# [PROBLEM REQUIREMENTS]
Without the pictures, set down the records below word for word.

Extracted data entries:
============================================================

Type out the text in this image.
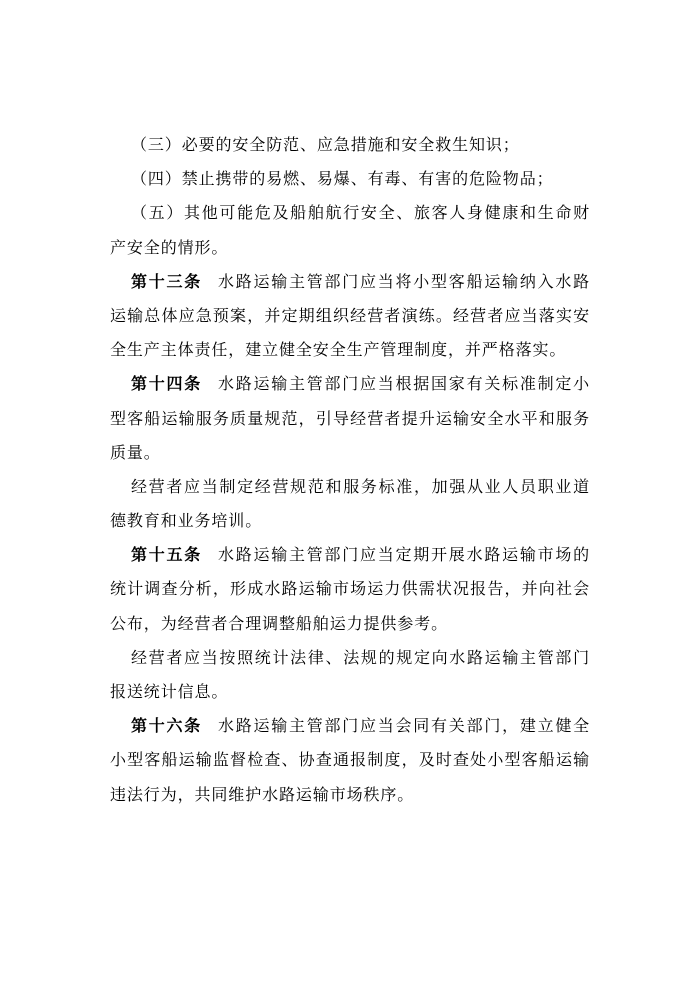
（三）必要的安全防范、应急措施和安全救生知识；
（四）禁止携带的易燃、易爆、有毒、有害的危险物品；
（五）其他可能危及船舶航行安全、旅客人身健康和生命财
产安全的情形。
第十三条 水路运输主管部门应当将小型客船运输纳入水路
运输总体应急预案，并定期组织经营者演练。经营者应当落实安
全生产主体责任，建立健全安全生产管理制度，并严格落实。
第十四条 水路运输主管部门应当根据国家有关标准制定小
型客船运输服务质量规范，引导经营者提升运输安全水平和服务
质量。
经营者应当制定经营规范和服务标准，加强从业人员职业道
德教育和业务培训。
第十五条 水路运输主管部门应当定期开展水路运输市场的
统计调查分析，形成水路运输市场运力供需状况报告，并向社会
公布，为经营者合理调整船舶运力提供参考。
经营者应当按照统计法律、法规的规定向水路运输主管部门
报送统计信息。
第十六条 水路运输主管部门应当会同有关部门，建立健全
小型客船运输监督检查、协查通报制度，及时查处小型客船运输
违法行为，共同维护水路运输市场秩序。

============================================================

# [TASK RESPONSE]
Type out the text in this image.
（三）必要的安全防范、应急措施和安全救生知识；
（四）禁止携带的易燃、易爆、有毒、有害的危险物品；
（五）其他可能危及船舶航行安全、旅客人身健康和生命财
产安全的情形。
第十三条 水路运输主管部门应当将小型客船运输纳入水路
运输总体应急预案，并定期组织经营者演练。经营者应当落实安
全生产主体责任，建立健全安全生产管理制度，并严格落实。
第十四条 水路运输主管部门应当根据国家有关标准制定小
型客船运输服务质量规范，引导经营者提升运输安全水平和服务
质量。
经营者应当制定经营规范和服务标准，加强从业人员职业道
德教育和业务培训。
第十五条 水路运输主管部门应当定期开展水路运输市场的
统计调查分析，形成水路运输市场运力供需状况报告，并向社会
公布，为经营者合理调整船舶运力提供参考。
经营者应当按照统计法律、法规的规定向水路运输主管部门
报送统计信息。
第十六条 水路运输主管部门应当会同有关部门，建立健全
小型客船运输监督检查、协查通报制度，及时查处小型客船运输
违法行为，共同维护水路运输市场秩序。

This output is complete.